» Goal
Go through the listing beneath this task and return every line that carries the string "JSON".

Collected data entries

◆ ◆ ◆ ◆ ◆ ◆ ◆

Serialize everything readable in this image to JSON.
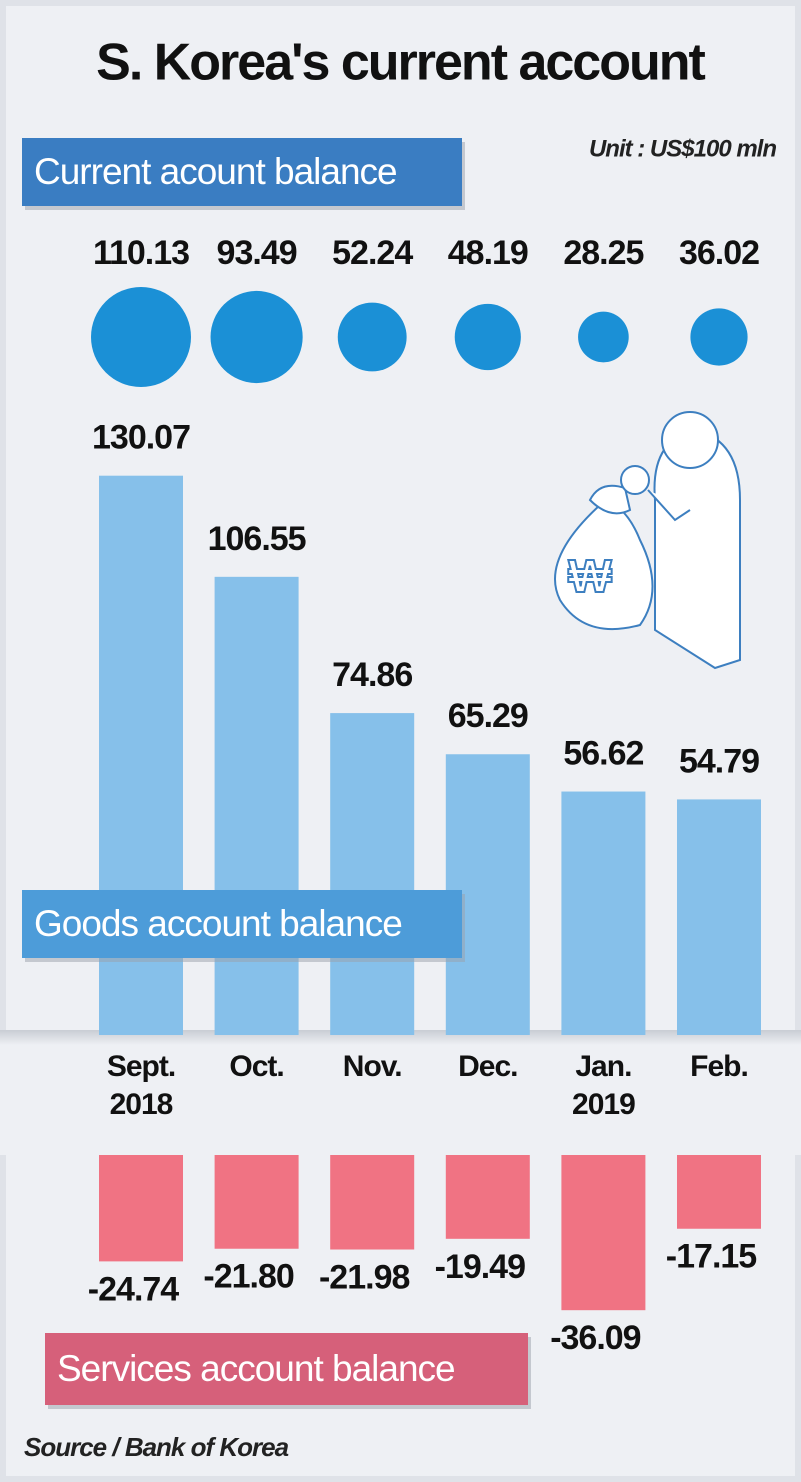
{
  "chart_data": {
    "type": "bar",
    "title": "S. Korea's current account",
    "unit": "Unit : US$100 mln",
    "source": "Source / Bank of Korea",
    "categories": [
      "Sept. 2018",
      "Oct.",
      "Nov.",
      "Dec.",
      "Jan. 2019",
      "Feb."
    ],
    "series": [
      {
        "name": "Current acount balance",
        "type": "bubble",
        "color": "#1b90d6",
        "box_color": "#3a7dc2",
        "values": [
          110.13,
          93.49,
          52.24,
          48.19,
          28.25,
          36.02
        ]
      },
      {
        "name": "Goods account balance",
        "type": "bar",
        "color": "#86c0ea",
        "box_color": "#4d9cd9",
        "values": [
          130.07,
          106.55,
          74.86,
          65.29,
          56.62,
          54.79
        ]
      },
      {
        "name": "Services account balance",
        "type": "bar",
        "color": "#f07383",
        "box_color": "#d6607a",
        "values": [
          -24.74,
          -21.8,
          -21.98,
          -19.49,
          -36.09,
          -17.15
        ],
        "value_labels": [
          "-24.74",
          "-21.80",
          "-21.98",
          "-19.49",
          "-36.09",
          "-17.15"
        ]
      }
    ]
  }
}
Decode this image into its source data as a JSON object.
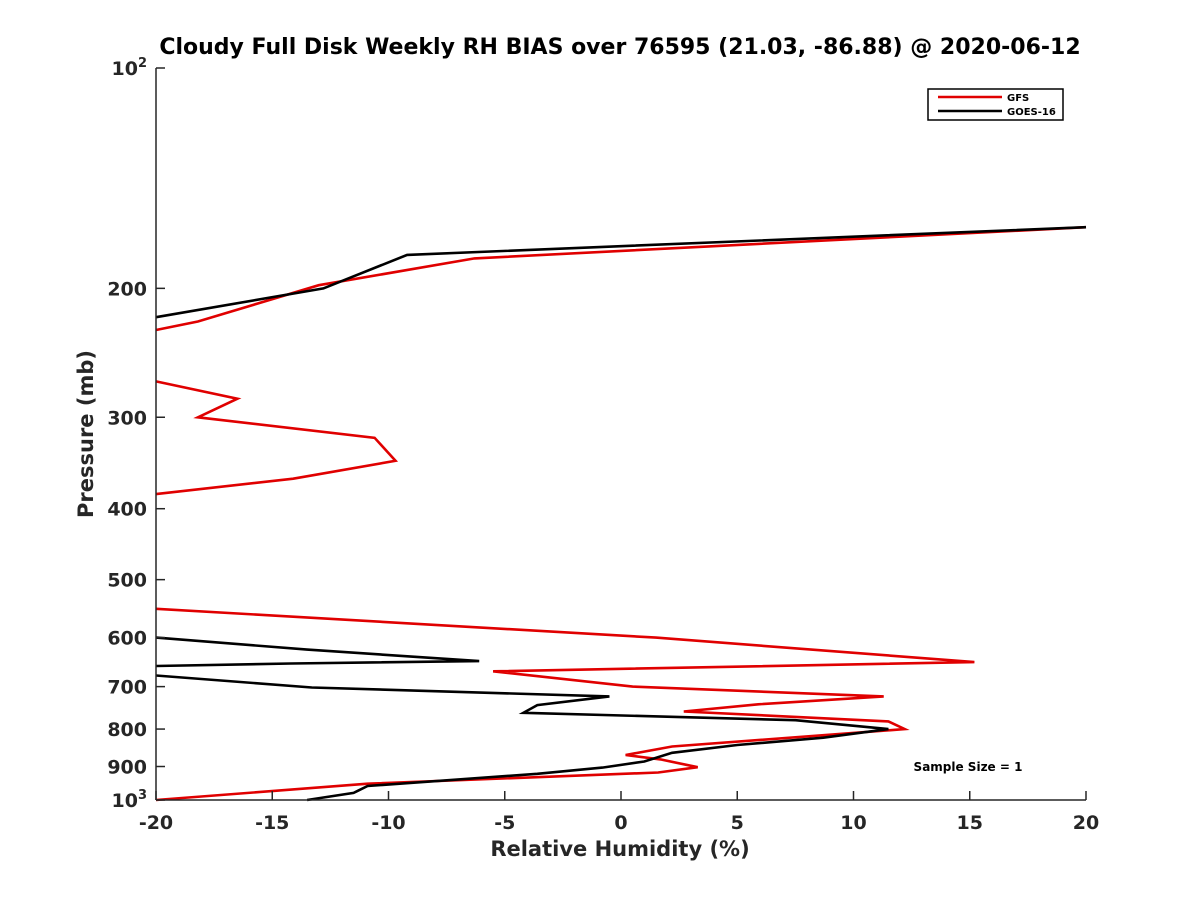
{
  "chart_data": {
    "type": "line",
    "title": "Cloudy Full Disk Weekly RH BIAS over 76595 (21.03, -86.88) @ 2020-06-12",
    "xlabel": "Relative Humidity (%)",
    "ylabel": "Pressure (mb)",
    "xlim": [
      -20,
      20
    ],
    "ylim": [
      100,
      1000
    ],
    "yscale": "log",
    "yreversed": true,
    "x_ticks": [
      "-20",
      "-15",
      "-10",
      "-5",
      "0",
      "5",
      "10",
      "15",
      "20"
    ],
    "y_ticks": [
      {
        "value": 100,
        "base": "10",
        "exp": "2"
      },
      {
        "value": 200,
        "label": "200"
      },
      {
        "value": 300,
        "label": "300"
      },
      {
        "value": 400,
        "label": "400"
      },
      {
        "value": 500,
        "label": "500"
      },
      {
        "value": 600,
        "label": "600"
      },
      {
        "value": 700,
        "label": "700"
      },
      {
        "value": 800,
        "label": "800"
      },
      {
        "value": 900,
        "label": "900"
      },
      {
        "value": 1000,
        "base": "10",
        "exp": "3"
      }
    ],
    "legend_position": "top-right",
    "series": [
      {
        "name": "GFS",
        "color": "#e00000",
        "segments": [
          [
            {
              "x": 20.0,
              "p": 165
            },
            {
              "x": -6.3,
              "p": 182
            },
            {
              "x": -13.0,
              "p": 198
            },
            {
              "x": -18.2,
              "p": 222
            },
            {
              "x": -20.0,
              "p": 228
            }
          ],
          [
            {
              "x": -20.0,
              "p": 268
            },
            {
              "x": -16.5,
              "p": 283
            },
            {
              "x": -18.2,
              "p": 300
            },
            {
              "x": -10.6,
              "p": 320
            },
            {
              "x": -9.7,
              "p": 344
            },
            {
              "x": -14.1,
              "p": 364
            },
            {
              "x": -20.0,
              "p": 382
            }
          ],
          [
            {
              "x": -20.0,
              "p": 548
            },
            {
              "x": 1.5,
              "p": 600
            },
            {
              "x": 15.2,
              "p": 648
            },
            {
              "x": -5.5,
              "p": 667
            },
            {
              "x": 0.5,
              "p": 700
            },
            {
              "x": 11.3,
              "p": 722
            },
            {
              "x": 5.9,
              "p": 740
            },
            {
              "x": 2.7,
              "p": 757
            },
            {
              "x": 11.5,
              "p": 781
            },
            {
              "x": 12.2,
              "p": 800
            },
            {
              "x": 2.2,
              "p": 845
            },
            {
              "x": 0.2,
              "p": 868
            },
            {
              "x": 1.7,
              "p": 880
            },
            {
              "x": 3.3,
              "p": 902
            },
            {
              "x": 1.6,
              "p": 917
            },
            {
              "x": -10.9,
              "p": 950
            },
            {
              "x": -20.0,
              "p": 1000
            }
          ]
        ]
      },
      {
        "name": "GOES-16",
        "color": "#000000",
        "segments": [
          [
            {
              "x": 20.0,
              "p": 165
            },
            {
              "x": -9.2,
              "p": 180
            },
            {
              "x": -12.8,
              "p": 200
            },
            {
              "x": -20.0,
              "p": 219
            }
          ],
          [
            {
              "x": -20.0,
              "p": 600
            },
            {
              "x": -13.5,
              "p": 623
            },
            {
              "x": -6.1,
              "p": 646
            },
            {
              "x": -14.2,
              "p": 651
            },
            {
              "x": -20.0,
              "p": 656
            }
          ],
          [
            {
              "x": -20.0,
              "p": 676
            },
            {
              "x": -13.3,
              "p": 702
            },
            {
              "x": -0.5,
              "p": 722
            },
            {
              "x": -3.6,
              "p": 742
            },
            {
              "x": -4.2,
              "p": 760
            },
            {
              "x": 7.5,
              "p": 778
            },
            {
              "x": 11.5,
              "p": 800
            },
            {
              "x": 8.7,
              "p": 822
            },
            {
              "x": 5.0,
              "p": 841
            },
            {
              "x": 2.2,
              "p": 862
            },
            {
              "x": 1.0,
              "p": 886
            },
            {
              "x": -0.8,
              "p": 903
            },
            {
              "x": -3.6,
              "p": 921
            },
            {
              "x": -10.9,
              "p": 957
            },
            {
              "x": -11.3,
              "p": 971
            },
            {
              "x": -11.5,
              "p": 978
            },
            {
              "x": -13.5,
              "p": 1000
            }
          ]
        ]
      }
    ],
    "annotation": "Sample Size = 1"
  }
}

◆ ◆ ◆ ◆ ◆ ◆ ◆

» Answer to this problem
Serialize everything readable in this image to JSON.
Decode this image into its source data as a JSON object.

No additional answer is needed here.